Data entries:

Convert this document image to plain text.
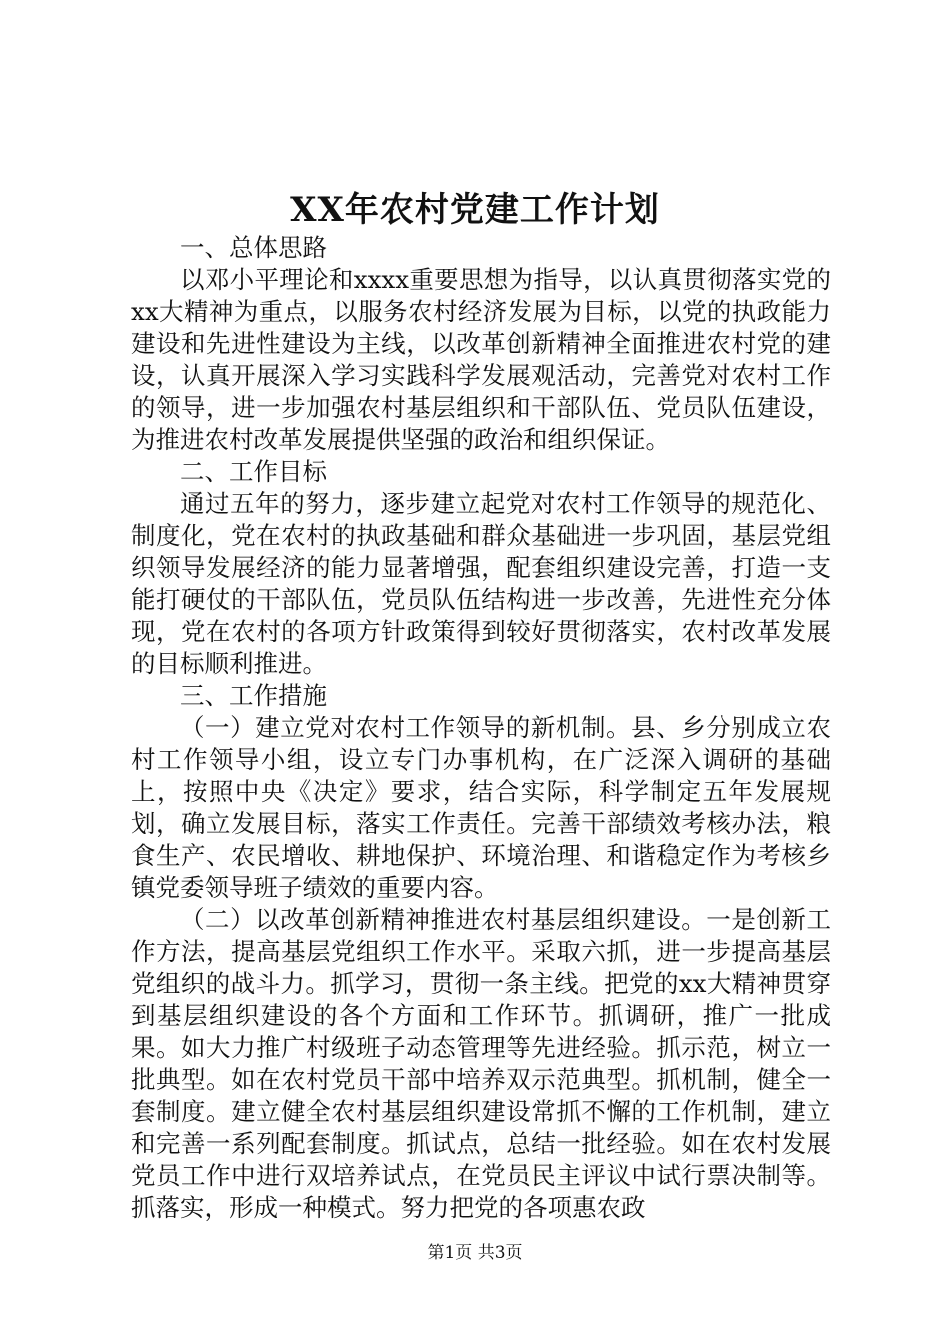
XX年农村党建工作计划

一、总体思路

以邓小平理论和xxxx重要思想为指导，以认真贯彻落实党的xx大精神为重点，以服务农村经济发展为目标，以党的执政能力建设和先进性建设为主线，以改革创新精神全面推进农村党的建设，认真开展深入学习实践科学发展观活动，完善党对农村工作的领导，进一步加强农村基层组织和干部队伍、党员队伍建设，为推进农村改革发展提供坚强的政治和组织保证。

二、工作目标

通过五年的努力，逐步建立起党对农村工作领导的规范化、制度化，党在农村的执政基础和群众基础进一步巩固，基层党组织领导发展经济的能力显著增强，配套组织建设完善，打造一支能打硬仗的干部队伍，党员队伍结构进一步改善，先进性充分体现，党在农村的各项方针政策得到较好贯彻落实，农村改革发展的目标顺利推进。

三、工作措施

（一）建立党对农村工作领导的新机制。县、乡分别成立农村工作领导小组，设立专门办事机构，在广泛深入调研的基础上，按照中央《决定》要求，结合实际，科学制定五年发展规划，确立发展目标，落实工作责任。完善干部绩效考核办法，粮食生产、农民增收、耕地保护、环境治理、和谐稳定作为考核乡镇党委领导班子绩效的重要内容。

（二）以改革创新精神推进农村基层组织建设。一是创新工作方法，提高基层党组织工作水平。采取六抓，进一步提高基层党组织的战斗力。抓学习，贯彻一条主线。把党的xx大精神贯穿到基层组织建设的各个方面和工作环节。抓调研，推广一批成果。如大力推广村级班子动态管理等先进经验。抓示范，树立一批典型。如在农村党员干部中培养双示范典型。抓机制，健全一套制度。建立健全农村基层组织建设常抓不懈的工作机制，建立和完善一系列配套制度。抓试点，总结一批经验。如在农村发展党员工作中进行双培养试点，在党员民主评议中试行票决制等。抓落实，形成一种模式。努力把党的各项惠农政

第1页 共3页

Stated problem:
Reproduce every entry word for word, but omit the pictures.

The result:
Convert this document image to plain text.
XX年农村党建工作计划

一、总体思路

以邓小平理论和xxxx重要思想为指导，以认真贯彻落实党的xx大精神为重点，以服务农村经济发展为目标，以党的执政能力建设和先进性建设为主线，以改革创新精神全面推进农村党的建设，认真开展深入学习实践科学发展观活动，完善党对农村工作的领导，进一步加强农村基层组织和干部队伍、党员队伍建设，为推进农村改革发展提供坚强的政治和组织保证。

二、工作目标

通过五年的努力，逐步建立起党对农村工作领导的规范化、制度化，党在农村的执政基础和群众基础进一步巩固，基层党组织领导发展经济的能力显著增强，配套组织建设完善，打造一支能打硬仗的干部队伍，党员队伍结构进一步改善，先进性充分体现，党在农村的各项方针政策得到较好贯彻落实，农村改革发展的目标顺利推进。

三、工作措施

（一）建立党对农村工作领导的新机制。县、乡分别成立农村工作领导小组，设立专门办事机构，在广泛深入调研的基础上，按照中央《决定》要求，结合实际，科学制定五年发展规划，确立发展目标，落实工作责任。完善干部绩效考核办法，粮食生产、农民增收、耕地保护、环境治理、和谐稳定作为考核乡镇党委领导班子绩效的重要内容。

（二）以改革创新精神推进农村基层组织建设。一是创新工作方法，提高基层党组织工作水平。采取六抓，进一步提高基层党组织的战斗力。抓学习，贯彻一条主线。把党的xx大精神贯穿到基层组织建设的各个方面和工作环节。抓调研，推广一批成果。如大力推广村级班子动态管理等先进经验。抓示范，树立一批典型。如在农村党员干部中培养双示范典型。抓机制，健全一套制度。建立健全农村基层组织建设常抓不懈的工作机制，建立和完善一系列配套制度。抓试点，总结一批经验。如在农村发展党员工作中进行双培养试点，在党员民主评议中试行票决制等。抓落实，形成一种模式。努力把党的各项惠农政

第1页 共3页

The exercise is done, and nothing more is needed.